▶ _SHORT PROBLEM_
Look at the entries below and reproduce them exactly.
** begin LISTED ENTRIES **
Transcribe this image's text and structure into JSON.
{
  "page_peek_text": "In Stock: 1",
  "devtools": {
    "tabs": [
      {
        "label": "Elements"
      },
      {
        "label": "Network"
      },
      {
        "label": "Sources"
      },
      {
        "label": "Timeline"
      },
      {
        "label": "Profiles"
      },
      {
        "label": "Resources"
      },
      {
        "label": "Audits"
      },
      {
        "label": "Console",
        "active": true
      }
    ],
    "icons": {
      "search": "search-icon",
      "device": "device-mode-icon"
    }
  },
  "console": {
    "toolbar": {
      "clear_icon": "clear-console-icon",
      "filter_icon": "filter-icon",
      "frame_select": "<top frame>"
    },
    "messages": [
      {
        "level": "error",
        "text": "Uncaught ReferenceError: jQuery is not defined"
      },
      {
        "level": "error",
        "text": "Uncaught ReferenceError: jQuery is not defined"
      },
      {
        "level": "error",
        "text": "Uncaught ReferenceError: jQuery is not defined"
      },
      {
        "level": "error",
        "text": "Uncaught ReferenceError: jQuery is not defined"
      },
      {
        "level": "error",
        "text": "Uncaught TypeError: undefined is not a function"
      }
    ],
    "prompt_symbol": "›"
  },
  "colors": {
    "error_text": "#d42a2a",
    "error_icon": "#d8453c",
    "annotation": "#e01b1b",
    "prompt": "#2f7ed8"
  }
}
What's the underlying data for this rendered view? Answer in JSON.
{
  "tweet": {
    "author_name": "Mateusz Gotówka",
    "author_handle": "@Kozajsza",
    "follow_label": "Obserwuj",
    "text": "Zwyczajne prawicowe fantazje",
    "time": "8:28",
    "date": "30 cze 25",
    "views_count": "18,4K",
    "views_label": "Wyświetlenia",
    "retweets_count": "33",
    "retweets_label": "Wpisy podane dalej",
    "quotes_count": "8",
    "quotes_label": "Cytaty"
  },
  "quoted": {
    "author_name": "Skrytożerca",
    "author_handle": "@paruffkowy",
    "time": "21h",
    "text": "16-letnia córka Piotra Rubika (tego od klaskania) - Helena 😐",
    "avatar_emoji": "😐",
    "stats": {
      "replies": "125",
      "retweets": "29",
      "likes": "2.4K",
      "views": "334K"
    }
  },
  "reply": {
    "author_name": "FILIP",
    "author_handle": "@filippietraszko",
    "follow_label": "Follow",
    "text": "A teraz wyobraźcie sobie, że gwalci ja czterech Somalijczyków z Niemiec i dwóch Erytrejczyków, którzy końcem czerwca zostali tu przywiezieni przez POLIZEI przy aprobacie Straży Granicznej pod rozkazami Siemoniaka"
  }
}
** end LISTED ENTRIES **
▶ _THE ANSWER_
Transcribe this image's text and structure into JSON.
{
  "page_peek_text": "In Stock: 1",
  "devtools": {
    "tabs": [
      {
        "label": "Elements"
      },
      {
        "label": "Network"
      },
      {
        "label": "Sources"
      },
      {
        "label": "Timeline"
      },
      {
        "label": "Profiles"
      },
      {
        "label": "Resources"
      },
      {
        "label": "Audits"
      },
      {
        "label": "Console",
        "active": true
      }
    ],
    "icons": {
      "search": "search-icon",
      "device": "device-mode-icon"
    }
  },
  "console": {
    "toolbar": {
      "clear_icon": "clear-console-icon",
      "filter_icon": "filter-icon",
      "frame_select": "<top frame>"
    },
    "messages": [
      {
        "level": "error",
        "text": "Uncaught ReferenceError: jQuery is not defined"
      },
      {
        "level": "error",
        "text": "Uncaught ReferenceError: jQuery is not defined"
      },
      {
        "level": "error",
        "text": "Uncaught ReferenceError: jQuery is not defined"
      },
      {
        "level": "error",
        "text": "Uncaught ReferenceError: jQuery is not defined"
      },
      {
        "level": "error",
        "text": "Uncaught TypeError: undefined is not a function"
      }
    ],
    "prompt_symbol": "›"
  },
  "colors": {
    "error_text": "#d42a2a",
    "error_icon": "#d8453c",
    "annotation": "#e01b1b",
    "prompt": "#2f7ed8"
  }
}
What's the underlying data for this rendered view? Answer in JSON.
{
  "tweet": {
    "author_name": "Mateusz Gotówka",
    "author_handle": "@Kozajsza",
    "follow_label": "Obserwuj",
    "text": "Zwyczajne prawicowe fantazje",
    "time": "8:28",
    "date": "30 cze 25",
    "views_count": "18,4K",
    "views_label": "Wyświetlenia",
    "retweets_count": "33",
    "retweets_label": "Wpisy podane dalej",
    "quotes_count": "8",
    "quotes_label": "Cytaty"
  },
  "quoted": {
    "author_name": "Skrytożerca",
    "author_handle": "@paruffkowy",
    "time": "21h",
    "text": "16-letnia córka Piotra Rubika (tego od klaskania) - Helena 😐",
    "avatar_emoji": "😐",
    "stats": {
      "replies": "125",
      "retweets": "29",
      "likes": "2.4K",
      "views": "334K"
    }
  },
  "reply": {
    "author_name": "FILIP",
    "author_handle": "@filippietraszko",
    "follow_label": "Follow",
    "text": "A teraz wyobraźcie sobie, że gwalci ja czterech Somalijczyków z Niemiec i dwóch Erytrejczyków, którzy końcem czerwca zostali tu przywiezieni przez POLIZEI przy aprobacie Straży Granicznej pod rozkazami Siemoniaka"
  }
}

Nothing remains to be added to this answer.